Transcribe all the records with complete accuracy.

+-------+

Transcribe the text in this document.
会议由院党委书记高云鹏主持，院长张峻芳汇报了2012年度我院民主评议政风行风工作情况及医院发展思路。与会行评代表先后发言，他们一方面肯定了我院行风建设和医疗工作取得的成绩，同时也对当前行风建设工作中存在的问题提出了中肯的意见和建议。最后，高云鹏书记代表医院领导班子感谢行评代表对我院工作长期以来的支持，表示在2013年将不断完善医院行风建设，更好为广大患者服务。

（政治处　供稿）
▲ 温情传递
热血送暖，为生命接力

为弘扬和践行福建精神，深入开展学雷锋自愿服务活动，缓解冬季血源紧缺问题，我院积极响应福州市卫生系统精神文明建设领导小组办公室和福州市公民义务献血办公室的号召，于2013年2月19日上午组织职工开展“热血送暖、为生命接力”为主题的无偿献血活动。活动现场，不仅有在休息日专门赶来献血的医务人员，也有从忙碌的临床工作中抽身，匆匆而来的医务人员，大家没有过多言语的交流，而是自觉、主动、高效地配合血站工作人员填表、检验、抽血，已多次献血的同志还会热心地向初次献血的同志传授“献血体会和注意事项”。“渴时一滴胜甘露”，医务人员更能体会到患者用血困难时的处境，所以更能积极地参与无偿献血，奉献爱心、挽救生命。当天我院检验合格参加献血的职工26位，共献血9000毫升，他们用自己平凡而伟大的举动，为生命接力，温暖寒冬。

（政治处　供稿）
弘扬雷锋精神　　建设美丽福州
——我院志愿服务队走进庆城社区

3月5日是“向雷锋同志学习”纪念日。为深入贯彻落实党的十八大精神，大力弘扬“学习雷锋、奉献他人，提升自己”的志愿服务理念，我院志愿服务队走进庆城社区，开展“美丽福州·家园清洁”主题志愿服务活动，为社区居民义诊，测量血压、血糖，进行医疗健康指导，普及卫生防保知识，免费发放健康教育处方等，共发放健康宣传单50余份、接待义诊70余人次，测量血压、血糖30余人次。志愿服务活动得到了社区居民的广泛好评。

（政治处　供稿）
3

+-------+

> FULL RESPONSE
Transcribe the text in this document.
会议由院党委书记高云鹏主持，院长张峻芳汇报了2012年度我院民主评议政风行风工作情况及医院发展思路。与会行评代表先后发言，他们一方面肯定了我院行风建设和医疗工作取得的成绩，同时也对当前行风建设工作中存在的问题提出了中肯的意见和建议。最后，高云鹏书记代表医院领导班子感谢行评代表对我院工作长期以来的支持，表示在2013年将不断完善医院行风建设，更好为广大患者服务。

（政治处　供稿）
▲ 温情传递
热血送暖，为生命接力

为弘扬和践行福建精神，深入开展学雷锋自愿服务活动，缓解冬季血源紧缺问题，我院积极响应福州市卫生系统精神文明建设领导小组办公室和福州市公民义务献血办公室的号召，于2013年2月19日上午组织职工开展“热血送暖、为生命接力”为主题的无偿献血活动。活动现场，不仅有在休息日专门赶来献血的医务人员，也有从忙碌的临床工作中抽身，匆匆而来的医务人员，大家没有过多言语的交流，而是自觉、主动、高效地配合血站工作人员填表、检验、抽血，已多次献血的同志还会热心地向初次献血的同志传授“献血体会和注意事项”。“渴时一滴胜甘露”，医务人员更能体会到患者用血困难时的处境，所以更能积极地参与无偿献血，奉献爱心、挽救生命。当天我院检验合格参加献血的职工26位，共献血9000毫升，他们用自己平凡而伟大的举动，为生命接力，温暖寒冬。

（政治处　供稿）
弘扬雷锋精神　　建设美丽福州
——我院志愿服务队走进庆城社区

3月5日是“向雷锋同志学习”纪念日。为深入贯彻落实党的十八大精神，大力弘扬“学习雷锋、奉献他人，提升自己”的志愿服务理念，我院志愿服务队走进庆城社区，开展“美丽福州·家园清洁”主题志愿服务活动，为社区居民义诊，测量血压、血糖，进行医疗健康指导，普及卫生防保知识，免费发放健康教育处方等，共发放健康宣传单50余份、接待义诊70余人次，测量血压、血糖30余人次。志愿服务活动得到了社区居民的广泛好评。

（政治处　供稿）
3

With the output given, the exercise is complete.